TO BE DONE
Repeat each line exactly as it is written.

DATA FOR THE TASK
────────────────────────────────────────

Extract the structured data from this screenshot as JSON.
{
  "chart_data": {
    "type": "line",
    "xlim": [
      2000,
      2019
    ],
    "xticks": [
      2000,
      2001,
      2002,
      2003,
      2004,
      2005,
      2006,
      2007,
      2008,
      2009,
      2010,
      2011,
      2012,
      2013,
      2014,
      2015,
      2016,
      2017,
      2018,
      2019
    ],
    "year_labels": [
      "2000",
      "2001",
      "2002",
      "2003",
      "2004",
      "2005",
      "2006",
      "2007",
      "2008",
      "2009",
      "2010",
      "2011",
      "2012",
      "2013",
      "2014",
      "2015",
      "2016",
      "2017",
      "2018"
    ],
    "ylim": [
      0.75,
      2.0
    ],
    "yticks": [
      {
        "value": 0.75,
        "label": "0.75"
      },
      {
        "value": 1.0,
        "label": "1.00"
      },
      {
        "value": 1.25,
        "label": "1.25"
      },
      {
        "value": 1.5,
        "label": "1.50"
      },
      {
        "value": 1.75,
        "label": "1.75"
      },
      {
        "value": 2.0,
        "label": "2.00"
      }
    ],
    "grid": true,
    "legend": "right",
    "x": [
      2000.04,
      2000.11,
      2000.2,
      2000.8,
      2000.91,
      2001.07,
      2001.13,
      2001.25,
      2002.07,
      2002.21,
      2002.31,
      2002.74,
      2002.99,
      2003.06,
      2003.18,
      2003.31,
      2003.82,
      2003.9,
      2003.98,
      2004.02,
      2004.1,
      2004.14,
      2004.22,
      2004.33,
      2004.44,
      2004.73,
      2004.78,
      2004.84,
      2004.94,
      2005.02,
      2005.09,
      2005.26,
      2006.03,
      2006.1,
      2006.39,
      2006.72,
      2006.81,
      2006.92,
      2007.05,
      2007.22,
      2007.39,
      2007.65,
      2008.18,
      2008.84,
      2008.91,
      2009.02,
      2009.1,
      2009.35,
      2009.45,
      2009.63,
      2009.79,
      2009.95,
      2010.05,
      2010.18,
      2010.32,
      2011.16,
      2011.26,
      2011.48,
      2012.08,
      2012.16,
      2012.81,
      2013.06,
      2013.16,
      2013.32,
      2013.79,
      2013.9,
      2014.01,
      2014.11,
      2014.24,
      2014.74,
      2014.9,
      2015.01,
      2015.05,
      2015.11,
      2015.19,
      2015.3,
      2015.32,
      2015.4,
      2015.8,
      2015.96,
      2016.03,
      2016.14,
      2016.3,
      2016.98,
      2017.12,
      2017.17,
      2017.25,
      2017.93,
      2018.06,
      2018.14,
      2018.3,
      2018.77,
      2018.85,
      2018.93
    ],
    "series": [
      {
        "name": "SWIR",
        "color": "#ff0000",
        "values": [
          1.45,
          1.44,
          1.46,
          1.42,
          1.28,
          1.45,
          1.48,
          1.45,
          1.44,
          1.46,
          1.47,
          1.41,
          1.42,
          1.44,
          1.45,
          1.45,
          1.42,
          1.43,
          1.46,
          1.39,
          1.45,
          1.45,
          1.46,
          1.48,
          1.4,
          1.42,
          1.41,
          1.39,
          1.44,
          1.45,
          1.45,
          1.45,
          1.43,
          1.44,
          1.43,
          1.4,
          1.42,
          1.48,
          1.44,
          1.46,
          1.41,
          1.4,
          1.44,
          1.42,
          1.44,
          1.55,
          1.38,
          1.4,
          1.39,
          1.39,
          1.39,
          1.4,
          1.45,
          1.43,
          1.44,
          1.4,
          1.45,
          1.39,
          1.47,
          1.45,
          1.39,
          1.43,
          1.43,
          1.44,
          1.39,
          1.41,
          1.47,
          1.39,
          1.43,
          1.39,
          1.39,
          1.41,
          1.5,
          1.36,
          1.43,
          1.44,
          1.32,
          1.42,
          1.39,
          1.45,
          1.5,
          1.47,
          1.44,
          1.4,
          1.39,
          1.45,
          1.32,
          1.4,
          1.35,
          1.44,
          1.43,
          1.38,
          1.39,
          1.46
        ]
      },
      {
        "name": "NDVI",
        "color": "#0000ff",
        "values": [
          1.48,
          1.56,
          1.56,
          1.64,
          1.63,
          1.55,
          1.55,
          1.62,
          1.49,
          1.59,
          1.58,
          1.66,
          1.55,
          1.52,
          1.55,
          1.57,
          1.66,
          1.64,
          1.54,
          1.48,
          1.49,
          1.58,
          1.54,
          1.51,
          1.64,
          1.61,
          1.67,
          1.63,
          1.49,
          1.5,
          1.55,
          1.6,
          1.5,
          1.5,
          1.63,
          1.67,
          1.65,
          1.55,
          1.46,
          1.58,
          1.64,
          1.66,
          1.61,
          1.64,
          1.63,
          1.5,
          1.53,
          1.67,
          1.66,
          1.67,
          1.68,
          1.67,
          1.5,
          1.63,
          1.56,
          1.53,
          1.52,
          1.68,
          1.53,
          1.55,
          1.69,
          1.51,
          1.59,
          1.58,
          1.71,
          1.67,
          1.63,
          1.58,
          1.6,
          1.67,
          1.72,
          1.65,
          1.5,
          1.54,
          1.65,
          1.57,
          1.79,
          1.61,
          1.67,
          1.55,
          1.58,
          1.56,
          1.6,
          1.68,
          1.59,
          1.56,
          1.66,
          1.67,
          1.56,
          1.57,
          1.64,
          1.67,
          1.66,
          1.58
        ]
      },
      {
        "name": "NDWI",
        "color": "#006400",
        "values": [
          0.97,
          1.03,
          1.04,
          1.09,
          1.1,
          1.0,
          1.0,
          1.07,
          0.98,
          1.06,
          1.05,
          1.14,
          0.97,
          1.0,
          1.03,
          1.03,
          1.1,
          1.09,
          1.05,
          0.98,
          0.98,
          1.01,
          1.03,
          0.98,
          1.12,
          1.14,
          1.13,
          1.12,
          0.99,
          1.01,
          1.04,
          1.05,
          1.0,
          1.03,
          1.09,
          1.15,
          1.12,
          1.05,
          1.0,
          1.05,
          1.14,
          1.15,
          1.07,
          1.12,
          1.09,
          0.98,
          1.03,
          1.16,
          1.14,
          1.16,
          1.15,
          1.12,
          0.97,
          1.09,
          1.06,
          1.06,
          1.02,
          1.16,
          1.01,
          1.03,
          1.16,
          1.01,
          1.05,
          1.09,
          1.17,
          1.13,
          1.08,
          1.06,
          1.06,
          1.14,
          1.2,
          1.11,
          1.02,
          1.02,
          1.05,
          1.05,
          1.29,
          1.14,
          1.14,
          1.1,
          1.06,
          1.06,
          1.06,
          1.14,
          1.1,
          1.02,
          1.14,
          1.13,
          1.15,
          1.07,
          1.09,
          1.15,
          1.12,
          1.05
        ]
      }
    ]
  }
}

────────────────────────────────────────

ANSWER TO THIS PROBLEM
Extract the structured data from this screenshot as JSON.
{
  "chart_data": {
    "type": "line",
    "xlim": [
      2000,
      2019
    ],
    "xticks": [
      2000,
      2001,
      2002,
      2003,
      2004,
      2005,
      2006,
      2007,
      2008,
      2009,
      2010,
      2011,
      2012,
      2013,
      2014,
      2015,
      2016,
      2017,
      2018,
      2019
    ],
    "year_labels": [
      "2000",
      "2001",
      "2002",
      "2003",
      "2004",
      "2005",
      "2006",
      "2007",
      "2008",
      "2009",
      "2010",
      "2011",
      "2012",
      "2013",
      "2014",
      "2015",
      "2016",
      "2017",
      "2018"
    ],
    "ylim": [
      0.75,
      2.0
    ],
    "yticks": [
      {
        "value": 0.75,
        "label": "0.75"
      },
      {
        "value": 1.0,
        "label": "1.00"
      },
      {
        "value": 1.25,
        "label": "1.25"
      },
      {
        "value": 1.5,
        "label": "1.50"
      },
      {
        "value": 1.75,
        "label": "1.75"
      },
      {
        "value": 2.0,
        "label": "2.00"
      }
    ],
    "grid": true,
    "legend": "right",
    "x": [
      2000.04,
      2000.11,
      2000.2,
      2000.8,
      2000.91,
      2001.07,
      2001.13,
      2001.25,
      2002.07,
      2002.21,
      2002.31,
      2002.74,
      2002.99,
      2003.06,
      2003.18,
      2003.31,
      2003.82,
      2003.9,
      2003.98,
      2004.02,
      2004.1,
      2004.14,
      2004.22,
      2004.33,
      2004.44,
      2004.73,
      2004.78,
      2004.84,
      2004.94,
      2005.02,
      2005.09,
      2005.26,
      2006.03,
      2006.1,
      2006.39,
      2006.72,
      2006.81,
      2006.92,
      2007.05,
      2007.22,
      2007.39,
      2007.65,
      2008.18,
      2008.84,
      2008.91,
      2009.02,
      2009.1,
      2009.35,
      2009.45,
      2009.63,
      2009.79,
      2009.95,
      2010.05,
      2010.18,
      2010.32,
      2011.16,
      2011.26,
      2011.48,
      2012.08,
      2012.16,
      2012.81,
      2013.06,
      2013.16,
      2013.32,
      2013.79,
      2013.9,
      2014.01,
      2014.11,
      2014.24,
      2014.74,
      2014.9,
      2015.01,
      2015.05,
      2015.11,
      2015.19,
      2015.3,
      2015.32,
      2015.4,
      2015.8,
      2015.96,
      2016.03,
      2016.14,
      2016.3,
      2016.98,
      2017.12,
      2017.17,
      2017.25,
      2017.93,
      2018.06,
      2018.14,
      2018.3,
      2018.77,
      2018.85,
      2018.93
    ],
    "series": [
      {
        "name": "SWIR",
        "color": "#ff0000",
        "values": [
          1.45,
          1.44,
          1.46,
          1.42,
          1.28,
          1.45,
          1.48,
          1.45,
          1.44,
          1.46,
          1.47,
          1.41,
          1.42,
          1.44,
          1.45,
          1.45,
          1.42,
          1.43,
          1.46,
          1.39,
          1.45,
          1.45,
          1.46,
          1.48,
          1.4,
          1.42,
          1.41,
          1.39,
          1.44,
          1.45,
          1.45,
          1.45,
          1.43,
          1.44,
          1.43,
          1.4,
          1.42,
          1.48,
          1.44,
          1.46,
          1.41,
          1.4,
          1.44,
          1.42,
          1.44,
          1.55,
          1.38,
          1.4,
          1.39,
          1.39,
          1.39,
          1.4,
          1.45,
          1.43,
          1.44,
          1.4,
          1.45,
          1.39,
          1.47,
          1.45,
          1.39,
          1.43,
          1.43,
          1.44,
          1.39,
          1.41,
          1.47,
          1.39,
          1.43,
          1.39,
          1.39,
          1.41,
          1.5,
          1.36,
          1.43,
          1.44,
          1.32,
          1.42,
          1.39,
          1.45,
          1.5,
          1.47,
          1.44,
          1.4,
          1.39,
          1.45,
          1.32,
          1.4,
          1.35,
          1.44,
          1.43,
          1.38,
          1.39,
          1.46
        ]
      },
      {
        "name": "NDVI",
        "color": "#0000ff",
        "values": [
          1.48,
          1.56,
          1.56,
          1.64,
          1.63,
          1.55,
          1.55,
          1.62,
          1.49,
          1.59,
          1.58,
          1.66,
          1.55,
          1.52,
          1.55,
          1.57,
          1.66,
          1.64,
          1.54,
          1.48,
          1.49,
          1.58,
          1.54,
          1.51,
          1.64,
          1.61,
          1.67,
          1.63,
          1.49,
          1.5,
          1.55,
          1.6,
          1.5,
          1.5,
          1.63,
          1.67,
          1.65,
          1.55,
          1.46,
          1.58,
          1.64,
          1.66,
          1.61,
          1.64,
          1.63,
          1.5,
          1.53,
          1.67,
          1.66,
          1.67,
          1.68,
          1.67,
          1.5,
          1.63,
          1.56,
          1.53,
          1.52,
          1.68,
          1.53,
          1.55,
          1.69,
          1.51,
          1.59,
          1.58,
          1.71,
          1.67,
          1.63,
          1.58,
          1.6,
          1.67,
          1.72,
          1.65,
          1.5,
          1.54,
          1.65,
          1.57,
          1.79,
          1.61,
          1.67,
          1.55,
          1.58,
          1.56,
          1.6,
          1.68,
          1.59,
          1.56,
          1.66,
          1.67,
          1.56,
          1.57,
          1.64,
          1.67,
          1.66,
          1.58
        ]
      },
      {
        "name": "NDWI",
        "color": "#006400",
        "values": [
          0.97,
          1.03,
          1.04,
          1.09,
          1.1,
          1.0,
          1.0,
          1.07,
          0.98,
          1.06,
          1.05,
          1.14,
          0.97,
          1.0,
          1.03,
          1.03,
          1.1,
          1.09,
          1.05,
          0.98,
          0.98,
          1.01,
          1.03,
          0.98,
          1.12,
          1.14,
          1.13,
          1.12,
          0.99,
          1.01,
          1.04,
          1.05,
          1.0,
          1.03,
          1.09,
          1.15,
          1.12,
          1.05,
          1.0,
          1.05,
          1.14,
          1.15,
          1.07,
          1.12,
          1.09,
          0.98,
          1.03,
          1.16,
          1.14,
          1.16,
          1.15,
          1.12,
          0.97,
          1.09,
          1.06,
          1.06,
          1.02,
          1.16,
          1.01,
          1.03,
          1.16,
          1.01,
          1.05,
          1.09,
          1.17,
          1.13,
          1.08,
          1.06,
          1.06,
          1.14,
          1.2,
          1.11,
          1.02,
          1.02,
          1.05,
          1.05,
          1.29,
          1.14,
          1.14,
          1.1,
          1.06,
          1.06,
          1.06,
          1.14,
          1.1,
          1.02,
          1.14,
          1.13,
          1.15,
          1.07,
          1.09,
          1.15,
          1.12,
          1.05
        ]
      }
    ]
  }
}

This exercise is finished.